TASK TO COMPLETE —
Locate the lines of the listing below that hold "name", then copy each of them.

....

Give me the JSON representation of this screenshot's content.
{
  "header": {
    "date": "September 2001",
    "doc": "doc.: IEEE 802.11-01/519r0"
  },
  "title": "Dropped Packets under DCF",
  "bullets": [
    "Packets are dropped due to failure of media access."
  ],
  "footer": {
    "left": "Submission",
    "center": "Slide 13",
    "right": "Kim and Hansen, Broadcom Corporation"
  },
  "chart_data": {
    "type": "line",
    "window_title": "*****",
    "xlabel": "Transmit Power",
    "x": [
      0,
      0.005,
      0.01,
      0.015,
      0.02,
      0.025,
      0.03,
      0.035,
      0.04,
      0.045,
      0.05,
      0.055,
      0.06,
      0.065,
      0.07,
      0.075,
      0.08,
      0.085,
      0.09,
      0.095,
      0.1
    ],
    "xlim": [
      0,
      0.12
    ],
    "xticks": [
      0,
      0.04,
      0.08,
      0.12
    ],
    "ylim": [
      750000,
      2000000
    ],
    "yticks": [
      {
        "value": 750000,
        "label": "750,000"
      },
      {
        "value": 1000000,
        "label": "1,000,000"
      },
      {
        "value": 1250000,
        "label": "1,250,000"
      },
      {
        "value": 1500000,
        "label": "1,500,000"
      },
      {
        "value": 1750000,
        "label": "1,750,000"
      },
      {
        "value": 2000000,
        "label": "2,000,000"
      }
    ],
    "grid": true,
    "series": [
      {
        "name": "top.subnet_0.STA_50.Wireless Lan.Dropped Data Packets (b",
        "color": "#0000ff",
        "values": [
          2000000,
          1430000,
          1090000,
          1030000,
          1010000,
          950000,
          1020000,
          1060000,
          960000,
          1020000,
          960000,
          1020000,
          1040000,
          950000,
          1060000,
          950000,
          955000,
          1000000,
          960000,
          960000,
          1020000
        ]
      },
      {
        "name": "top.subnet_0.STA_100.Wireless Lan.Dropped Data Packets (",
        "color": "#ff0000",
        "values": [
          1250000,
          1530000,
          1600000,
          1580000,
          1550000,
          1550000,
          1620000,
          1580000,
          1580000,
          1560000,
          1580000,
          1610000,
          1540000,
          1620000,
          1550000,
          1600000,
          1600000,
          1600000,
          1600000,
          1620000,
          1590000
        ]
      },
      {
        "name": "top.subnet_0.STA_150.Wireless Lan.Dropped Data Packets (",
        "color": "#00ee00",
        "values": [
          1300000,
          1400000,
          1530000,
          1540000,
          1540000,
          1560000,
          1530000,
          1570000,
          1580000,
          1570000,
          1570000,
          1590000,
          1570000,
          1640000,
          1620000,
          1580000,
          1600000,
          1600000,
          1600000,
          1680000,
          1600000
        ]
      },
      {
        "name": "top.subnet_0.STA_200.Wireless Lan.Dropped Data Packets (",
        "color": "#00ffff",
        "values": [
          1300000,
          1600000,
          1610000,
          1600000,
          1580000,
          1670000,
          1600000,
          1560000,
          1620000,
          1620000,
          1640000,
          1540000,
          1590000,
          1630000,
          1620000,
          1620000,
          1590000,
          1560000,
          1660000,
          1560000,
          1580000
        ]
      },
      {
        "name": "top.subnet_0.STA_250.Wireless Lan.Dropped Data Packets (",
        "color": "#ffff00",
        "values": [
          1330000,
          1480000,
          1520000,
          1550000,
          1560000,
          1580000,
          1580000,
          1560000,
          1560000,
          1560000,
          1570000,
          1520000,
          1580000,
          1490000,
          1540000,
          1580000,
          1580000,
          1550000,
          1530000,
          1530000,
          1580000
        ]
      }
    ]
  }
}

....

SOLUTION FOR THIS PROBLEM —
        "name": "top.subnet_0.STA_50.Wireless Lan.Dropped Data Packets (b",
        "name": "top.subnet_0.STA_100.Wireless Lan.Dropped Data Packets (",
        "name": "top.subnet_0.STA_150.Wireless Lan.Dropped Data Packets (",
        "name": "top.subnet_0.STA_200.Wireless Lan.Dropped Data Packets (",
        "name": "top.subnet_0.STA_250.Wireless Lan.Dropped Data Packets (",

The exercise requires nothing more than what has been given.